§ RECORD EXCERPTS:
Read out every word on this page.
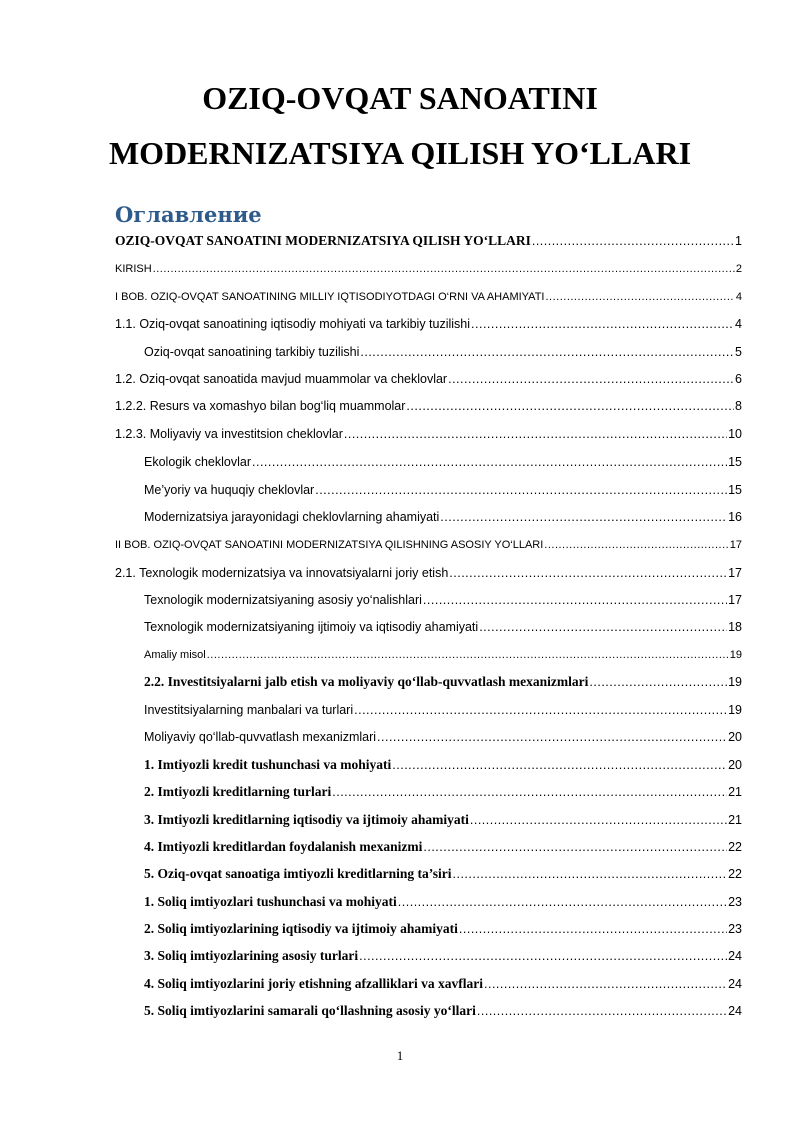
OZIQ-OVQAT SANOATINI
MODERNIZATSIYA QILISH YO‘LLARI
Оглавление
OZIQ-OVQAT SANOATINI MODERNIZATSIYA QILISH YO‘LLARI .....	1
KIRISH .....	2
I BOB. OZIQ-OVQAT SANOATINING MILLIY IQTISODIYOTDAGI O‘RNI VA AHAMIYATI .....	4
1.1. Oziq-ovqat sanoatining iqtisodiy mohiyati va tarkibiy tuzilishi .....	4
Oziq-ovqat sanoatining tarkibiy tuzilishi .....	5
1.2. Oziq-ovqat sanoatida mavjud muammolar va cheklovlar .....	6
1.2.2. Resurs va xomashyo bilan bog‘liq muammolar .....	8
1.2.3. Moliyaviy va investitsion cheklovlar .....	10
Ekologik cheklovlar .....	15
Me’yoriy va huquqiy cheklovlar .....	15
Modernizatsiya jarayonidagi cheklovlarning ahamiyati .....	16
II BOB. OZIQ-OVQAT SANOATINI MODERNIZATSIYA QILISHNING ASOSIY YO‘LLARI .....	17
2.1. Texnologik modernizatsiya va innovatsiyalarni joriy etish .....	17
Texnologik modernizatsiyaning asosiy yo‘nalishlari .....	17
Texnologik modernizatsiyaning ijtimoiy va iqtisodiy ahamiyati .....	18
Amaliy misol .....	19
2.2. Investitsiyalarni jalb etish va moliyaviy qo‘llab-quvvatlash mexanizmlari .....	19
Investitsiyalarning manbalari va turlari .....	19
Moliyaviy qo‘llab-quvvatlash mexanizmlari .....	20
1. Imtiyozli kredit tushunchasi va mohiyati .....	20
2. Imtiyozli kreditlarning turlari .....	21
3. Imtiyozli kreditlarning iqtisodiy va ijtimoiy ahamiyati .....	21
4. Imtiyozli kreditlardan foydalanish mexanizmi .....	22
5. Oziq-ovqat sanoatiga imtiyozli kreditlarning ta’siri .....	22
1. Soliq imtiyozlari tushunchasi va mohiyati .....	23
2. Soliq imtiyozlarining iqtisodiy va ijtimoiy ahamiyati .....	23
3. Soliq imtiyozlarining asosiy turlari .....	24
4. Soliq imtiyozlarini joriy etishning afzalliklari va xavflari .....	24
5. Soliq imtiyozlarini samarali qo‘llashning asosiy yo‘llari .....	24
1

§ DIRECTION:
All of the material above is to be copied exactly, except for its images.

§ TASK ANSWER:
Read out every word on this page.
OZIQ-OVQAT SANOATINI
MODERNIZATSIYA QILISH YO‘LLARI
Оглавление
OZIQ-OVQAT SANOATINI MODERNIZATSIYA QILISH YO‘LLARI .....	1
KIRISH .....	2
I BOB. OZIQ-OVQAT SANOATINING MILLIY IQTISODIYOTDAGI O‘RNI VA AHAMIYATI .....	4
1.1. Oziq-ovqat sanoatining iqtisodiy mohiyati va tarkibiy tuzilishi .....	4
Oziq-ovqat sanoatining tarkibiy tuzilishi .....	5
1.2. Oziq-ovqat sanoatida mavjud muammolar va cheklovlar .....	6
1.2.2. Resurs va xomashyo bilan bog‘liq muammolar .....	8
1.2.3. Moliyaviy va investitsion cheklovlar .....	10
Ekologik cheklovlar .....	15
Me’yoriy va huquqiy cheklovlar .....	15
Modernizatsiya jarayonidagi cheklovlarning ahamiyati .....	16
II BOB. OZIQ-OVQAT SANOATINI MODERNIZATSIYA QILISHNING ASOSIY YO‘LLARI .....	17
2.1. Texnologik modernizatsiya va innovatsiyalarni joriy etish .....	17
Texnologik modernizatsiyaning asosiy yo‘nalishlari .....	17
Texnologik modernizatsiyaning ijtimoiy va iqtisodiy ahamiyati .....	18
Amaliy misol .....	19
2.2. Investitsiyalarni jalb etish va moliyaviy qo‘llab-quvvatlash mexanizmlari .....	19
Investitsiyalarning manbalari va turlari .....	19
Moliyaviy qo‘llab-quvvatlash mexanizmlari .....	20
1. Imtiyozli kredit tushunchasi va mohiyati .....	20
2. Imtiyozli kreditlarning turlari .....	21
3. Imtiyozli kreditlarning iqtisodiy va ijtimoiy ahamiyati .....	21
4. Imtiyozli kreditlardan foydalanish mexanizmi .....	22
5. Oziq-ovqat sanoatiga imtiyozli kreditlarning ta’siri .....	22
1. Soliq imtiyozlari tushunchasi va mohiyati .....	23
2. Soliq imtiyozlarining iqtisodiy va ijtimoiy ahamiyati .....	23
3. Soliq imtiyozlarining asosiy turlari .....	24
4. Soliq imtiyozlarini joriy etishning afzalliklari va xavflari .....	24
5. Soliq imtiyozlarini samarali qo‘llashning asosiy yo‘llari .....	24
1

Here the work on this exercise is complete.